[Start of Data to process]

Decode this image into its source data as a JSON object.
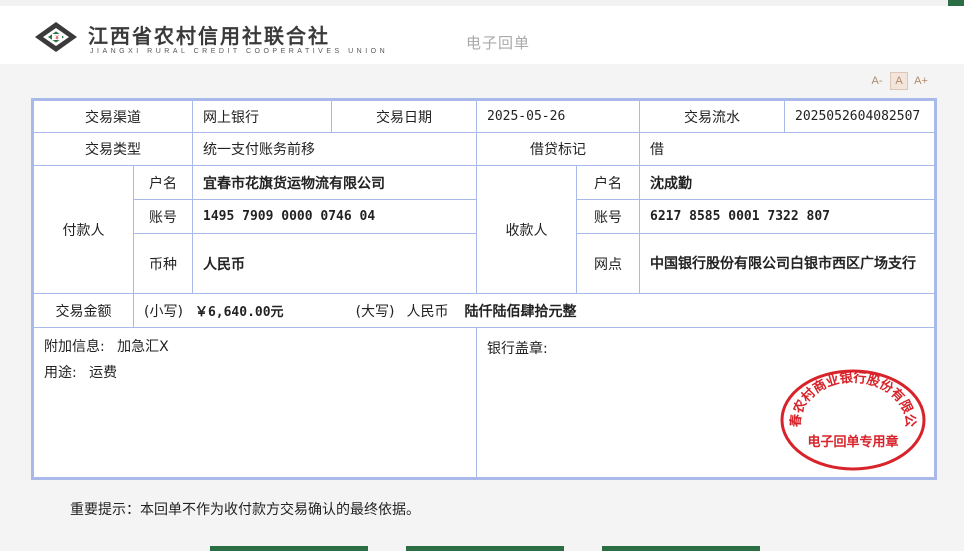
{
  "header": {
    "org_name": "江西省农村信用社联合社",
    "org_en": "JIANGXI RURAL CREDIT COOPERATIVES UNION",
    "receipt_title": "电子回单",
    "font_tools": [
      "A-",
      "A",
      "A+"
    ]
  },
  "row1": {
    "channel_label": "交易渠道",
    "channel_value": "网上银行",
    "date_label": "交易日期",
    "date_value": "2025-05-26",
    "serial_label": "交易流水",
    "serial_value": "2025052604082507"
  },
  "row2": {
    "type_label": "交易类型",
    "type_value": "统一支付账务前移",
    "dc_label": "借贷标记",
    "dc_value": "借"
  },
  "payer": {
    "label": "付款人",
    "name_label": "户名",
    "name_value": "宜春市花旗货运物流有限公司",
    "account_label": "账号",
    "account_value": "1495 7909 0000 0746 04",
    "currency_label": "币种",
    "currency_value": "人民币"
  },
  "payee": {
    "label": "收款人",
    "name_label": "户名",
    "name_value": "沈成勤",
    "account_label": "账号",
    "account_value": "6217 8585 0001 7322 807",
    "branch_label": "网点",
    "branch_value": "中国银行股份有限公司白银市西区广场支行"
  },
  "amount": {
    "label": "交易金额",
    "small_label": "(小写)",
    "small_value": "￥6,640.00元",
    "big_label": "(大写)",
    "big_currency": "人民币",
    "big_value": "陆仟陆佰肆拾元整"
  },
  "extra": {
    "info_label": "附加信息:",
    "info_value": "加急汇X",
    "usage_label": "用途:",
    "usage_value": "运费",
    "seal_label": "银行盖章:"
  },
  "stamp": {
    "ring_text": "宜春农村商业银行股份有限公司",
    "center_text": "电子回单专用章",
    "color": "#d8232a"
  },
  "notice": "重要提示：本回单不作为收付款方交易确认的最终依据。"
}
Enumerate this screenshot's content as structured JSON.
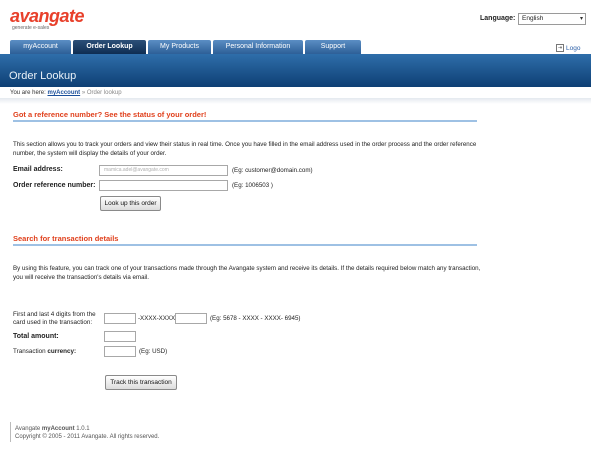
{
  "header": {
    "logo_text": "avangate",
    "logo_tagline": "generate e-sales",
    "language_label": "Language:",
    "language_value": "English",
    "logout_label": "Logo"
  },
  "tabs": [
    {
      "label": "myAccount",
      "active": false
    },
    {
      "label": "Order Lookup",
      "active": true
    },
    {
      "label": "My Products",
      "active": false
    },
    {
      "label": "Personal Information",
      "active": false
    },
    {
      "label": "Support",
      "active": false
    }
  ],
  "banner": {
    "title": "Order Lookup"
  },
  "breadcrumb": {
    "prefix": "You are here:",
    "link": "myAccount",
    "separator": "»",
    "current": "Order lookup"
  },
  "section_order": {
    "title": "Got a reference number? See the status of your order!",
    "description": "This section allows you to track your orders and view their status in real time. Once you have filled in the email address used in the order process and the order reference number, the system will display the details of your order.",
    "email_label": "Email address:",
    "email_value": "mamica.adel@avangate.com",
    "email_hint": "(Eg: customer@domain.com)",
    "ref_label": "Order reference number:",
    "ref_value": "",
    "ref_hint": "(Eg: 1006503 )",
    "button": "Look up this order"
  },
  "section_transaction": {
    "title": "Search for transaction details",
    "description": "By using this feature, you can track one of your transactions made through the Avangate system and receive its details. If the details required below match any transaction, you will receive the transaction's details via email.",
    "card_label_1": "First and last 4 digits from the",
    "card_label_2": "card used in the transaction:",
    "card_middle": "-XXXX-XXXX-",
    "card_hint": "(Eg: 5678 - XXXX - XXXX- 6945)",
    "amount_label": "Total amount:",
    "currency_label_prefix": "Transaction ",
    "currency_label_bold": "currency:",
    "currency_hint": "(Eg: USD)",
    "button": "Track this transaction"
  },
  "footer": {
    "line1_prefix": "Avangate ",
    "line1_bold": "myAccount",
    "line1_version": " 1.0.1",
    "line2": "Copyright © 2005 - 2011 Avangate. All rights reserved."
  }
}
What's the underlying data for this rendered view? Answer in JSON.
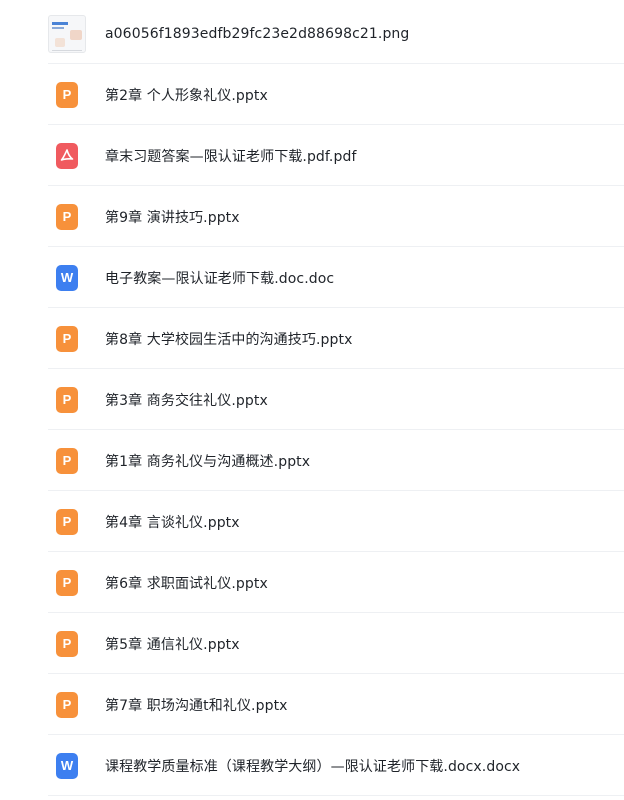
{
  "files": [
    {
      "name": "a06056f1893edfb29fc23e2d88698c21.png",
      "type": "image",
      "icon": "image-thumbnail-icon"
    },
    {
      "name": "第2章 个人形象礼仪.pptx",
      "type": "pptx",
      "icon": "ppt-file-icon"
    },
    {
      "name": "章末习题答案—限认证老师下载.pdf.pdf",
      "type": "pdf",
      "icon": "pdf-file-icon"
    },
    {
      "name": "第9章 演讲技巧.pptx",
      "type": "pptx",
      "icon": "ppt-file-icon"
    },
    {
      "name": "电子教案—限认证老师下载.doc.doc",
      "type": "doc",
      "icon": "word-file-icon"
    },
    {
      "name": "第8章 大学校园生活中的沟通技巧.pptx",
      "type": "pptx",
      "icon": "ppt-file-icon"
    },
    {
      "name": "第3章 商务交往礼仪.pptx",
      "type": "pptx",
      "icon": "ppt-file-icon"
    },
    {
      "name": "第1章 商务礼仪与沟通概述.pptx",
      "type": "pptx",
      "icon": "ppt-file-icon"
    },
    {
      "name": "第4章 言谈礼仪.pptx",
      "type": "pptx",
      "icon": "ppt-file-icon"
    },
    {
      "name": "第6章 求职面试礼仪.pptx",
      "type": "pptx",
      "icon": "ppt-file-icon"
    },
    {
      "name": "第5章 通信礼仪.pptx",
      "type": "pptx",
      "icon": "ppt-file-icon"
    },
    {
      "name": "第7章 职场沟通t和礼仪.pptx",
      "type": "pptx",
      "icon": "ppt-file-icon"
    },
    {
      "name": "课程教学质量标准（课程教学大纲）—限认证老师下载.docx.docx",
      "type": "docx",
      "icon": "word-file-icon"
    }
  ],
  "colors": {
    "ppt": "#f7913b",
    "pdf": "#f05a5f",
    "word": "#3d7ff0",
    "text": "#1f2329",
    "divider": "#eef0f3"
  }
}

[End of Data to process]

— Exercise goal —
Reproduce each entry precisely, dropping only the pictures.

— Solution below —
Decode this image into its source data as a JSON object.
{
  "header": {
    "org_name": "江西省农村信用社联合社",
    "org_en": "JIANGXI RURAL CREDIT COOPERATIVES UNION",
    "receipt_title": "电子回单",
    "font_tools": [
      "A-",
      "A",
      "A+"
    ]
  },
  "row1": {
    "channel_label": "交易渠道",
    "channel_value": "网上银行",
    "date_label": "交易日期",
    "date_value": "2025-05-26",
    "serial_label": "交易流水",
    "serial_value": "2025052604082507"
  },
  "row2": {
    "type_label": "交易类型",
    "type_value": "统一支付账务前移",
    "dc_label": "借贷标记",
    "dc_value": "借"
  },
  "payer": {
    "label": "付款人",
    "name_label": "户名",
    "name_value": "宜春市花旗货运物流有限公司",
    "account_label": "账号",
    "account_value": "1495 7909 0000 0746 04",
    "currency_label": "币种",
    "currency_value": "人民币"
  },
  "payee": {
    "label": "收款人",
    "name_label": "户名",
    "name_value": "沈成勤",
    "account_label": "账号",
    "account_value": "6217 8585 0001 7322 807",
    "branch_label": "网点",
    "branch_value": "中国银行股份有限公司白银市西区广场支行"
  },
  "amount": {
    "label": "交易金额",
    "small_label": "(小写)",
    "small_value": "￥6,640.00元",
    "big_label": "(大写)",
    "big_currency": "人民币",
    "big_value": "陆仟陆佰肆拾元整"
  },
  "extra": {
    "info_label": "附加信息:",
    "info_value": "加急汇X",
    "usage_label": "用途:",
    "usage_value": "运费",
    "seal_label": "银行盖章:"
  },
  "stamp": {
    "ring_text": "宜春农村商业银行股份有限公司",
    "center_text": "电子回单专用章",
    "color": "#d8232a"
  },
  "notice": "重要提示：本回单不作为收付款方交易确认的最终依据。"
}
Enumerate this screenshot's content as structured JSON.
{
  "header": {
    "logo_text": "avangate",
    "logo_tagline": "generate e-sales",
    "language_label": "Language:",
    "language_value": "English",
    "logout_label": "Logo"
  },
  "tabs": [
    {
      "label": "myAccount",
      "active": false
    },
    {
      "label": "Order Lookup",
      "active": true
    },
    {
      "label": "My Products",
      "active": false
    },
    {
      "label": "Personal Information",
      "active": false
    },
    {
      "label": "Support",
      "active": false
    }
  ],
  "banner": {
    "title": "Order Lookup"
  },
  "breadcrumb": {
    "prefix": "You are here:",
    "link": "myAccount",
    "separator": "»",
    "current": "Order lookup"
  },
  "section_order": {
    "title": "Got a reference number? See the status of your order!",
    "description": "This section allows you to track your orders and view their status in real time. Once you have filled in the email address used in the order process and the order reference number, the system will display the details of your order.",
    "email_label": "Email address:",
    "email_value": "mamica.adel@avangate.com",
    "email_hint": "(Eg: customer@domain.com)",
    "ref_label": "Order reference number:",
    "ref_value": "",
    "ref_hint": "(Eg: 1006503 )",
    "button": "Look up this order"
  },
  "section_transaction": {
    "title": "Search for transaction details",
    "description": "By using this feature, you can track one of your transactions made through the Avangate system and receive its details. If the details required below match any transaction, you will receive the transaction's details via email.",
    "card_label_1": "First and last 4 digits from the",
    "card_label_2": "card used in the transaction:",
    "card_middle": "-XXXX-XXXX-",
    "card_hint": "(Eg: 5678 - XXXX - XXXX- 6945)",
    "amount_label": "Total amount:",
    "currency_label_prefix": "Transaction ",
    "currency_label_bold": "currency:",
    "currency_hint": "(Eg: USD)",
    "button": "Track this transaction"
  },
  "footer": {
    "line1_prefix": "Avangate ",
    "line1_bold": "myAccount",
    "line1_version": " 1.0.1",
    "line2": "Copyright © 2005 - 2011 Avangate. All rights reserved."
  }
}
What's the underlying data for this rendered view? Answer in JSON.
{
  "files": [
    {
      "name": "a06056f1893edfb29fc23e2d88698c21.png",
      "type": "image",
      "icon": "image-thumbnail-icon"
    },
    {
      "name": "第2章 个人形象礼仪.pptx",
      "type": "pptx",
      "icon": "ppt-file-icon"
    },
    {
      "name": "章末习题答案—限认证老师下载.pdf.pdf",
      "type": "pdf",
      "icon": "pdf-file-icon"
    },
    {
      "name": "第9章 演讲技巧.pptx",
      "type": "pptx",
      "icon": "ppt-file-icon"
    },
    {
      "name": "电子教案—限认证老师下载.doc.doc",
      "type": "doc",
      "icon": "word-file-icon"
    },
    {
      "name": "第8章 大学校园生活中的沟通技巧.pptx",
      "type": "pptx",
      "icon": "ppt-file-icon"
    },
    {
      "name": "第3章 商务交往礼仪.pptx",
      "type": "pptx",
      "icon": "ppt-file-icon"
    },
    {
      "name": "第1章 商务礼仪与沟通概述.pptx",
      "type": "pptx",
      "icon": "ppt-file-icon"
    },
    {
      "name": "第4章 言谈礼仪.pptx",
      "type": "pptx",
      "icon": "ppt-file-icon"
    },
    {
      "name": "第6章 求职面试礼仪.pptx",
      "type": "pptx",
      "icon": "ppt-file-icon"
    },
    {
      "name": "第5章 通信礼仪.pptx",
      "type": "pptx",
      "icon": "ppt-file-icon"
    },
    {
      "name": "第7章 职场沟通t和礼仪.pptx",
      "type": "pptx",
      "icon": "ppt-file-icon"
    },
    {
      "name": "课程教学质量标准（课程教学大纲）—限认证老师下载.docx.docx",
      "type": "docx",
      "icon": "word-file-icon"
    }
  ],
  "colors": {
    "ppt": "#f7913b",
    "pdf": "#f05a5f",
    "word": "#3d7ff0",
    "text": "#1f2329",
    "divider": "#eef0f3"
  }
}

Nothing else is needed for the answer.